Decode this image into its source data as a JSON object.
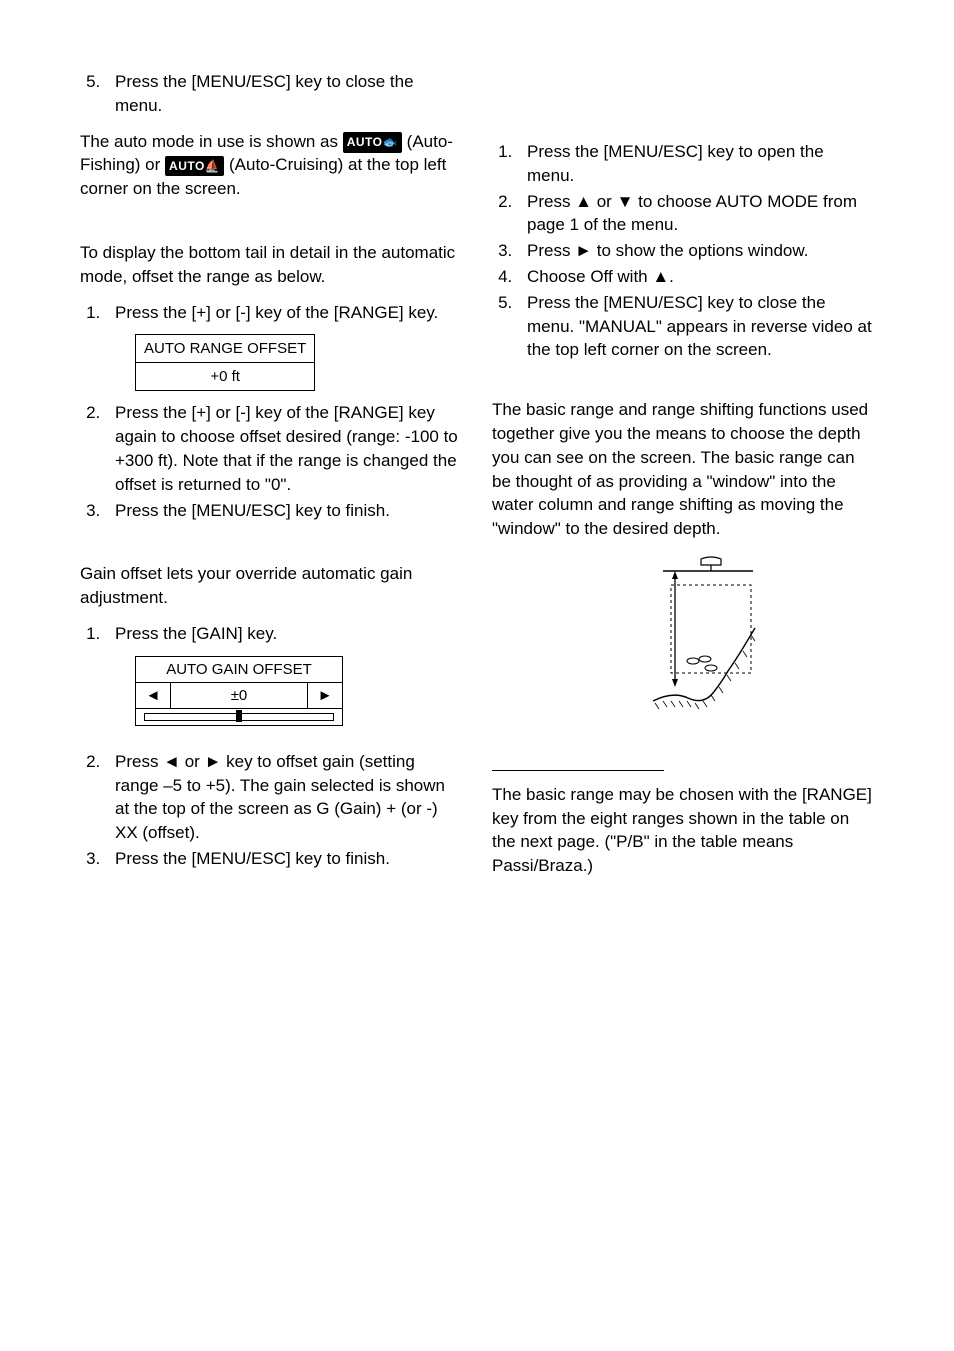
{
  "left": {
    "step5_close": "Press the [MENU/ESC] key to close the menu.",
    "auto_mode_pre": "The auto mode in use is shown as ",
    "auto_fishing": "(Auto-Fishing) or ",
    "auto_cruising": " (Auto-Cruising) at the top left corner on the screen.",
    "display_bottom": "To display the bottom tail in detail in the automatic mode, offset the range as below.",
    "range_step1": "Press the [+] or [-] key of the [RANGE] key.",
    "range_box_header": "AUTO RANGE OFFSET",
    "range_box_value": "+0 ft",
    "range_step2": "Press the [+] or [-] key of the [RANGE] key again to choose offset desired (range: -100 to +300 ft). Note that if the range is changed the offset is returned to \"0\".",
    "range_step3": "Press the [MENU/ESC] key to finish.",
    "gain_offset_intro": "Gain offset lets your override automatic gain adjustment.",
    "gain_step1": "Press the [GAIN] key.",
    "gain_box_header": "AUTO GAIN OFFSET",
    "gain_box_value": "±0",
    "gain_arrow_left": "◄",
    "gain_arrow_right": "►",
    "gain_step2": "Press ◄ or ► key to offset gain (setting range –5 to +5). The gain selected is shown at the top of the screen as G (Gain) + (or -) XX (offset).",
    "gain_step3": "Press the [MENU/ESC] key to finish."
  },
  "right": {
    "step1": "Press the [MENU/ESC] key to open the menu.",
    "step2": "Press ▲ or ▼ to choose AUTO MODE from page 1 of the menu.",
    "step3": "Press ► to show the options window.",
    "step4": "Choose Off with ▲.",
    "step5": "Press the [MENU/ESC] key to close the menu. \"MANUAL\" appears in reverse video at the top left corner on the screen.",
    "basic_range_intro": "The basic range and range shifting functions used together give you the means to choose the depth you can see on the screen. The basic range can be thought of as providing a \"window\" into the water column and range shifting as moving the \"window\" to the desired depth.",
    "basic_range_para": "The basic range may be chosen with the [RANGE] key from the eight ranges shown in the table on the next page. (\"P/B\" in the table means Passi/Braza.)"
  },
  "icons": {
    "auto_fish": "AUTO",
    "auto_cruise": "AUTO"
  }
}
* * * * * * * * *
**Your task**
Count the lines in the records above that contain the word "automatic", and reply with only that number.

**Problem solution**
2